**What you need to do**
Please output the records below in full, exactly as given, but without the images.

(Saved data entries)

_ _ _ _

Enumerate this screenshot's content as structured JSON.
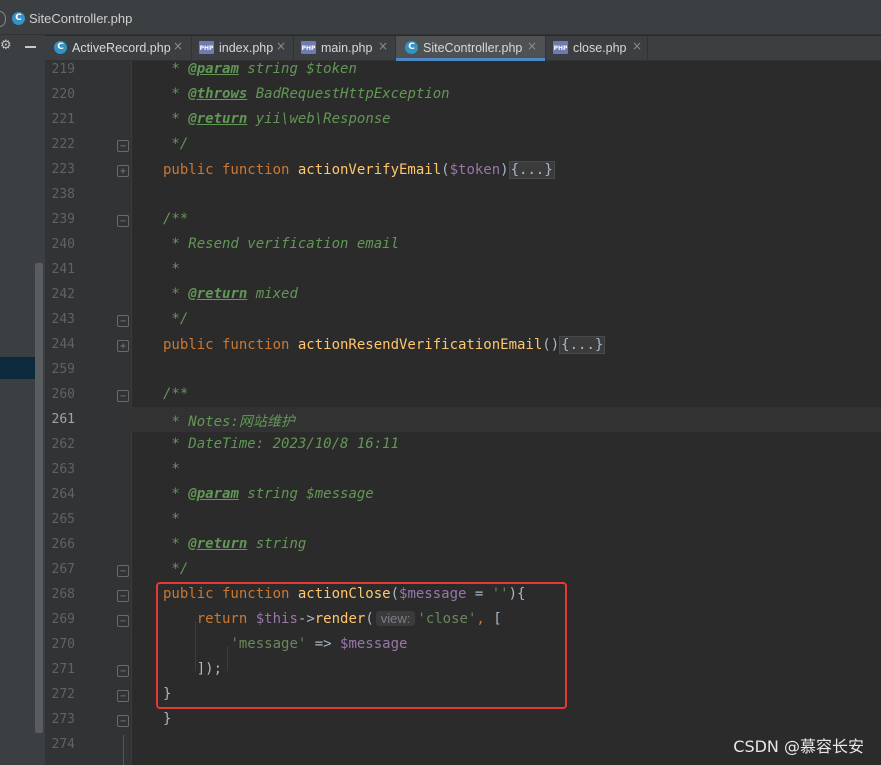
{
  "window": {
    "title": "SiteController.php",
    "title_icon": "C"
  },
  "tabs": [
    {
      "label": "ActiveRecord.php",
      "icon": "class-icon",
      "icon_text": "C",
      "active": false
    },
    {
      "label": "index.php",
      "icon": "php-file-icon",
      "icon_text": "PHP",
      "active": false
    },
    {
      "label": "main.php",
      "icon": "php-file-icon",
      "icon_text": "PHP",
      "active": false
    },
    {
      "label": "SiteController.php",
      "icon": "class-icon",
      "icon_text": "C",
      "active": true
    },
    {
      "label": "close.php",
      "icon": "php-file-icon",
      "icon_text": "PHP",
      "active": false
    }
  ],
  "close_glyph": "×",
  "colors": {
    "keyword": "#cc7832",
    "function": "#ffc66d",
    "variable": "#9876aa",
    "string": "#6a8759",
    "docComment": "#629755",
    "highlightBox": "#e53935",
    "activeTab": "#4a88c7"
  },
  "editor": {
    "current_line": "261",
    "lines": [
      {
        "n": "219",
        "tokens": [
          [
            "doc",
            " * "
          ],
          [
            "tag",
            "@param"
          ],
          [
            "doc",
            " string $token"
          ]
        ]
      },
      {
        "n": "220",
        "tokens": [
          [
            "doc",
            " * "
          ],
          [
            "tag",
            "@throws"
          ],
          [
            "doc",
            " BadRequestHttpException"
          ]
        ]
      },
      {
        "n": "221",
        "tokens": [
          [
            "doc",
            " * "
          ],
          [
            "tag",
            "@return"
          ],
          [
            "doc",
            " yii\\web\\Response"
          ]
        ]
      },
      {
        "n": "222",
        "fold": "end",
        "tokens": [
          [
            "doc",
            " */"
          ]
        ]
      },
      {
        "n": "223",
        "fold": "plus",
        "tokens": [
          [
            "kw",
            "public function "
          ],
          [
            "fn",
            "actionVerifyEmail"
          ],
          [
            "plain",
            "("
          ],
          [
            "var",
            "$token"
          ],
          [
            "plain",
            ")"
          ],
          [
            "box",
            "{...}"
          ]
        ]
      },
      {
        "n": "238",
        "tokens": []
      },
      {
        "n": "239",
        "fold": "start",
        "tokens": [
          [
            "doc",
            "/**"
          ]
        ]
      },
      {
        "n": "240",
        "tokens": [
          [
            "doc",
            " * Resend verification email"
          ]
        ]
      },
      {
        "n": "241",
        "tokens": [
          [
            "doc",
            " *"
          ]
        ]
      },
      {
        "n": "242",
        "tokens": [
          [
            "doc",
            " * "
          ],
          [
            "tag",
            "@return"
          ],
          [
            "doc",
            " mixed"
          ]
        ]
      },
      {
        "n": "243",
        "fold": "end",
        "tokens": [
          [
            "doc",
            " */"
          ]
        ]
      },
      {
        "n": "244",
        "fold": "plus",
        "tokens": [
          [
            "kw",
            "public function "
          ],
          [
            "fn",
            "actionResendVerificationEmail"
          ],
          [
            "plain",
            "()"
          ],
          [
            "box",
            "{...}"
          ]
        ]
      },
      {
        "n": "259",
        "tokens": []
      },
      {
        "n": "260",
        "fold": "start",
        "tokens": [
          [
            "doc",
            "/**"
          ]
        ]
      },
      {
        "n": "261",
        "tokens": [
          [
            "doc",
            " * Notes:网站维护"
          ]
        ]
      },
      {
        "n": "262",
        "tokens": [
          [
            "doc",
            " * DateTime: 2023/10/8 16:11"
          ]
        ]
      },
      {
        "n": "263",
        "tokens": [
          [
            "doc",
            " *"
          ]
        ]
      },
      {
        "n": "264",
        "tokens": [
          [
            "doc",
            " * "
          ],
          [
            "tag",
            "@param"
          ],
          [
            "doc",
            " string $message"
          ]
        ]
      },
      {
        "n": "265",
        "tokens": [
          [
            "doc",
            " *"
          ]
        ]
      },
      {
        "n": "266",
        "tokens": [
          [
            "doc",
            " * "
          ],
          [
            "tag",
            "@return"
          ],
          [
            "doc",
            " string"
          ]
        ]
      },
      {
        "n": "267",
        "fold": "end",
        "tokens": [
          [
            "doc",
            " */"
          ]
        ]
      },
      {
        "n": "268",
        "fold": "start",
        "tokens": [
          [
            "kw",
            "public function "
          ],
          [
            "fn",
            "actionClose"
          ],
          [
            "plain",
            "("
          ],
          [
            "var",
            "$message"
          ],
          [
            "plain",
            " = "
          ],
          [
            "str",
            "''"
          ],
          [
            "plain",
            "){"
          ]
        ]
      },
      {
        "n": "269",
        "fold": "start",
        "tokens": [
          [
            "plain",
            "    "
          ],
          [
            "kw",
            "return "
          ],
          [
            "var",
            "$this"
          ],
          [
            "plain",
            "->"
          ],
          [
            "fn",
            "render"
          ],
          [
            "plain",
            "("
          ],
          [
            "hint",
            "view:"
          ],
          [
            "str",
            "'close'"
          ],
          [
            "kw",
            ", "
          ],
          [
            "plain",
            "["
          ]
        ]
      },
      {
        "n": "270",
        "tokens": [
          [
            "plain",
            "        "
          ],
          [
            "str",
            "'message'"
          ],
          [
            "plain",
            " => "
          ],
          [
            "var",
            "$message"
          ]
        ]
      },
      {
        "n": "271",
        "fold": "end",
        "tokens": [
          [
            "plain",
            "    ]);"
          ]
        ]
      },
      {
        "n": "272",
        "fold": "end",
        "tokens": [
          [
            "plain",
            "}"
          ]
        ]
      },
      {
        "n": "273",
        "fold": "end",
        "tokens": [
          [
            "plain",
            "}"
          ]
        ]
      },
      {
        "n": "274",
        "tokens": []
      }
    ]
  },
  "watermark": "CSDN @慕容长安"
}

_ _ _ _

**Exercise output**
Enumerate this screenshot's content as structured JSON.
{
  "window": {
    "title": "SiteController.php",
    "title_icon": "C"
  },
  "tabs": [
    {
      "label": "ActiveRecord.php",
      "icon": "class-icon",
      "icon_text": "C",
      "active": false
    },
    {
      "label": "index.php",
      "icon": "php-file-icon",
      "icon_text": "PHP",
      "active": false
    },
    {
      "label": "main.php",
      "icon": "php-file-icon",
      "icon_text": "PHP",
      "active": false
    },
    {
      "label": "SiteController.php",
      "icon": "class-icon",
      "icon_text": "C",
      "active": true
    },
    {
      "label": "close.php",
      "icon": "php-file-icon",
      "icon_text": "PHP",
      "active": false
    }
  ],
  "close_glyph": "×",
  "colors": {
    "keyword": "#cc7832",
    "function": "#ffc66d",
    "variable": "#9876aa",
    "string": "#6a8759",
    "docComment": "#629755",
    "highlightBox": "#e53935",
    "activeTab": "#4a88c7"
  },
  "editor": {
    "current_line": "261",
    "lines": [
      {
        "n": "219",
        "tokens": [
          [
            "doc",
            " * "
          ],
          [
            "tag",
            "@param"
          ],
          [
            "doc",
            " string $token"
          ]
        ]
      },
      {
        "n": "220",
        "tokens": [
          [
            "doc",
            " * "
          ],
          [
            "tag",
            "@throws"
          ],
          [
            "doc",
            " BadRequestHttpException"
          ]
        ]
      },
      {
        "n": "221",
        "tokens": [
          [
            "doc",
            " * "
          ],
          [
            "tag",
            "@return"
          ],
          [
            "doc",
            " yii\\web\\Response"
          ]
        ]
      },
      {
        "n": "222",
        "fold": "end",
        "tokens": [
          [
            "doc",
            " */"
          ]
        ]
      },
      {
        "n": "223",
        "fold": "plus",
        "tokens": [
          [
            "kw",
            "public function "
          ],
          [
            "fn",
            "actionVerifyEmail"
          ],
          [
            "plain",
            "("
          ],
          [
            "var",
            "$token"
          ],
          [
            "plain",
            ")"
          ],
          [
            "box",
            "{...}"
          ]
        ]
      },
      {
        "n": "238",
        "tokens": []
      },
      {
        "n": "239",
        "fold": "start",
        "tokens": [
          [
            "doc",
            "/**"
          ]
        ]
      },
      {
        "n": "240",
        "tokens": [
          [
            "doc",
            " * Resend verification email"
          ]
        ]
      },
      {
        "n": "241",
        "tokens": [
          [
            "doc",
            " *"
          ]
        ]
      },
      {
        "n": "242",
        "tokens": [
          [
            "doc",
            " * "
          ],
          [
            "tag",
            "@return"
          ],
          [
            "doc",
            " mixed"
          ]
        ]
      },
      {
        "n": "243",
        "fold": "end",
        "tokens": [
          [
            "doc",
            " */"
          ]
        ]
      },
      {
        "n": "244",
        "fold": "plus",
        "tokens": [
          [
            "kw",
            "public function "
          ],
          [
            "fn",
            "actionResendVerificationEmail"
          ],
          [
            "plain",
            "()"
          ],
          [
            "box",
            "{...}"
          ]
        ]
      },
      {
        "n": "259",
        "tokens": []
      },
      {
        "n": "260",
        "fold": "start",
        "tokens": [
          [
            "doc",
            "/**"
          ]
        ]
      },
      {
        "n": "261",
        "tokens": [
          [
            "doc",
            " * Notes:网站维护"
          ]
        ]
      },
      {
        "n": "262",
        "tokens": [
          [
            "doc",
            " * DateTime: 2023/10/8 16:11"
          ]
        ]
      },
      {
        "n": "263",
        "tokens": [
          [
            "doc",
            " *"
          ]
        ]
      },
      {
        "n": "264",
        "tokens": [
          [
            "doc",
            " * "
          ],
          [
            "tag",
            "@param"
          ],
          [
            "doc",
            " string $message"
          ]
        ]
      },
      {
        "n": "265",
        "tokens": [
          [
            "doc",
            " *"
          ]
        ]
      },
      {
        "n": "266",
        "tokens": [
          [
            "doc",
            " * "
          ],
          [
            "tag",
            "@return"
          ],
          [
            "doc",
            " string"
          ]
        ]
      },
      {
        "n": "267",
        "fold": "end",
        "tokens": [
          [
            "doc",
            " */"
          ]
        ]
      },
      {
        "n": "268",
        "fold": "start",
        "tokens": [
          [
            "kw",
            "public function "
          ],
          [
            "fn",
            "actionClose"
          ],
          [
            "plain",
            "("
          ],
          [
            "var",
            "$message"
          ],
          [
            "plain",
            " = "
          ],
          [
            "str",
            "''"
          ],
          [
            "plain",
            "){"
          ]
        ]
      },
      {
        "n": "269",
        "fold": "start",
        "tokens": [
          [
            "plain",
            "    "
          ],
          [
            "kw",
            "return "
          ],
          [
            "var",
            "$this"
          ],
          [
            "plain",
            "->"
          ],
          [
            "fn",
            "render"
          ],
          [
            "plain",
            "("
          ],
          [
            "hint",
            "view:"
          ],
          [
            "str",
            "'close'"
          ],
          [
            "kw",
            ", "
          ],
          [
            "plain",
            "["
          ]
        ]
      },
      {
        "n": "270",
        "tokens": [
          [
            "plain",
            "        "
          ],
          [
            "str",
            "'message'"
          ],
          [
            "plain",
            " => "
          ],
          [
            "var",
            "$message"
          ]
        ]
      },
      {
        "n": "271",
        "fold": "end",
        "tokens": [
          [
            "plain",
            "    ]);"
          ]
        ]
      },
      {
        "n": "272",
        "fold": "end",
        "tokens": [
          [
            "plain",
            "}"
          ]
        ]
      },
      {
        "n": "273",
        "fold": "end",
        "tokens": [
          [
            "plain",
            "}"
          ]
        ]
      },
      {
        "n": "274",
        "tokens": []
      }
    ]
  },
  "watermark": "CSDN @慕容长安"
}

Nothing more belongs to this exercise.